BEGIN INPUT RECORDS
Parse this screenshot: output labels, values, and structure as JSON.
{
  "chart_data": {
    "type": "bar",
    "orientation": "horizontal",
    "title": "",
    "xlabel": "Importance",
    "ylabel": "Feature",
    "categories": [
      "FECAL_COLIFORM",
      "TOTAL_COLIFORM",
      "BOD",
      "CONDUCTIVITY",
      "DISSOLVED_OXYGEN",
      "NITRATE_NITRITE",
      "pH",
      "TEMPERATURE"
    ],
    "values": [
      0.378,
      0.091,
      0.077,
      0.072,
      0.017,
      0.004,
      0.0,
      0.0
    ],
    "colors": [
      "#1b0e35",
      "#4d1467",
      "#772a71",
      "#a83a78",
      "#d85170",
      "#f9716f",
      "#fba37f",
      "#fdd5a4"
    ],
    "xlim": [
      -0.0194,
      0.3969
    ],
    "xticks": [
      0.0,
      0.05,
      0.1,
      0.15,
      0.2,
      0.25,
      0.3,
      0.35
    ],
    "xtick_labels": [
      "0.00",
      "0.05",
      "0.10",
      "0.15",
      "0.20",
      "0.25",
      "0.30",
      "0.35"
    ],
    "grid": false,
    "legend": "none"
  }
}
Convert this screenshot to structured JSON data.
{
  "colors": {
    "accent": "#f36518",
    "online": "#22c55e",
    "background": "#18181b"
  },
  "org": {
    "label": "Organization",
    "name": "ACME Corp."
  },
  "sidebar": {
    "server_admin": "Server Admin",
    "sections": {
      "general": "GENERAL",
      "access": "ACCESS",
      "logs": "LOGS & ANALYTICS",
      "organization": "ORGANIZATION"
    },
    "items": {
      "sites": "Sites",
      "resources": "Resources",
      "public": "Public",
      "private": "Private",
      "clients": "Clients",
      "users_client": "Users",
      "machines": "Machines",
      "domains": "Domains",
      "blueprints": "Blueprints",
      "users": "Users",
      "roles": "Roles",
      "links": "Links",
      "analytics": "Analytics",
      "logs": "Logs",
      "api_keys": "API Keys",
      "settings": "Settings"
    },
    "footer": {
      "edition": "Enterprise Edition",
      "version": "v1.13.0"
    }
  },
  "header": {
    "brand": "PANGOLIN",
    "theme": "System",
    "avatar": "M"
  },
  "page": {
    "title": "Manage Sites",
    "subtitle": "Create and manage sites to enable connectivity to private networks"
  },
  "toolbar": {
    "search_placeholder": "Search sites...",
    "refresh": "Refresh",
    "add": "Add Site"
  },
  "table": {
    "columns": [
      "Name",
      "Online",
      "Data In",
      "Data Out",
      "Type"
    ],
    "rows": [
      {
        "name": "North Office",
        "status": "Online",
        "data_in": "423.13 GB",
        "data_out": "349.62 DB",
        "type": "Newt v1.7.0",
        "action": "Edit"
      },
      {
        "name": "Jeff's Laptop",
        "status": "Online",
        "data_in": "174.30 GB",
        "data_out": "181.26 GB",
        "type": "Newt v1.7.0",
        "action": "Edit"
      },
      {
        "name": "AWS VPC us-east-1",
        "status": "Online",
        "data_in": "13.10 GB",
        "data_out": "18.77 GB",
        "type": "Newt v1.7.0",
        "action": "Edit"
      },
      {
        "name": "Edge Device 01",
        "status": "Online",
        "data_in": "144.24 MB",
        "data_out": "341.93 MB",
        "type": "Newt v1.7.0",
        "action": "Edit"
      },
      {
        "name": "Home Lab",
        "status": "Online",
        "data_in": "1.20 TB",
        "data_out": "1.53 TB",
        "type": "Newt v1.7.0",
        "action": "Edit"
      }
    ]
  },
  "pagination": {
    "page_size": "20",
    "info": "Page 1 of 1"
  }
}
END INPUT RECORDS
§ DIRECTION
Each line holding "JSON" must be found and copied.

§ WRITTEN RESPONSE
Parse this screenshot: output labels, values, and structure as JSON.
Convert this screenshot to structured JSON data.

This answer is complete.